▼

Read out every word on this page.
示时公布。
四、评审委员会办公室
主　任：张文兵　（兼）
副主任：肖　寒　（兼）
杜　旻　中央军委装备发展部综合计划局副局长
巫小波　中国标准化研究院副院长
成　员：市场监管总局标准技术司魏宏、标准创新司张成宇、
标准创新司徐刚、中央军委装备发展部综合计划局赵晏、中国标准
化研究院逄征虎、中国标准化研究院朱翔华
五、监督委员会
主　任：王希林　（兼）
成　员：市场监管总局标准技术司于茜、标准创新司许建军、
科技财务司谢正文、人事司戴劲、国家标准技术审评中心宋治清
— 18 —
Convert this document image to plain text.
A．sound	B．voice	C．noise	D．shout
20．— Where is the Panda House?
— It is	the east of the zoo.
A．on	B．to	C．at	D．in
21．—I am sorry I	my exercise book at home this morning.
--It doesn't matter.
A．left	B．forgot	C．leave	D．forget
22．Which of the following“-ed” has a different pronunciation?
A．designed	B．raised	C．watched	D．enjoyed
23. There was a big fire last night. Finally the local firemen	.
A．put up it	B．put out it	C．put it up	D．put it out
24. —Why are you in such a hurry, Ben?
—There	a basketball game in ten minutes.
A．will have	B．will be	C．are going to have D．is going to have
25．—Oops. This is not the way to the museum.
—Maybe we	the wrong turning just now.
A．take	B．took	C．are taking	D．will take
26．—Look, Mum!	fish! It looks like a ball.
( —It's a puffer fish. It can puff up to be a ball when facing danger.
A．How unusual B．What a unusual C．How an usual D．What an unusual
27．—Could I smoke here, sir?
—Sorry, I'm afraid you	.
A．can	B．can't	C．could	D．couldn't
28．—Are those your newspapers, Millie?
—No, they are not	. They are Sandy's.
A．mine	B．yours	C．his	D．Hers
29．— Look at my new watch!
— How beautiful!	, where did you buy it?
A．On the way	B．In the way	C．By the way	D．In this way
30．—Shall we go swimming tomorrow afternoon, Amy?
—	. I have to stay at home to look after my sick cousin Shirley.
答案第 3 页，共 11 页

▲

What you should do
Copy exactly the line containing "Convert this document image to plain text." and every line after it, ending with the last line of the records above.

Result
Convert this document image to plain text.
A．sound	B．voice	C．noise	D．shout
20．— Where is the Panda House?
— It is	the east of the zoo.
A．on	B．to	C．at	D．in
21．—I am sorry I	my exercise book at home this morning.
--It doesn't matter.
A．left	B．forgot	C．leave	D．forget
22．Which of the following“-ed” has a different pronunciation?
A．designed	B．raised	C．watched	D．enjoyed
23. There was a big fire last night. Finally the local firemen	.
A．put up it	B．put out it	C．put it up	D．put it out
24. —Why are you in such a hurry, Ben?
—There	a basketball game in ten minutes.
A．will have	B．will be	C．are going to have D．is going to have
25．—Oops. This is not the way to the museum.
—Maybe we	the wrong turning just now.
A．take	B．took	C．are taking	D．will take
26．—Look, Mum!	fish! It looks like a ball.
( —It's a puffer fish. It can puff up to be a ball when facing danger.
A．How unusual B．What a unusual C．How an usual D．What an unusual
27．—Could I smoke here, sir?
—Sorry, I'm afraid you	.
A．can	B．can't	C．could	D．couldn't
28．—Are those your newspapers, Millie?
—No, they are not	. They are Sandy's.
A．mine	B．yours	C．his	D．Hers
29．— Look at my new watch!
— How beautiful!	, where did you buy it?
A．On the way	B．In the way	C．By the way	D．In this way
30．—Shall we go swimming tomorrow afternoon, Amy?
—	. I have to stay at home to look after my sick cousin Shirley.
答案第 3 页，共 11 页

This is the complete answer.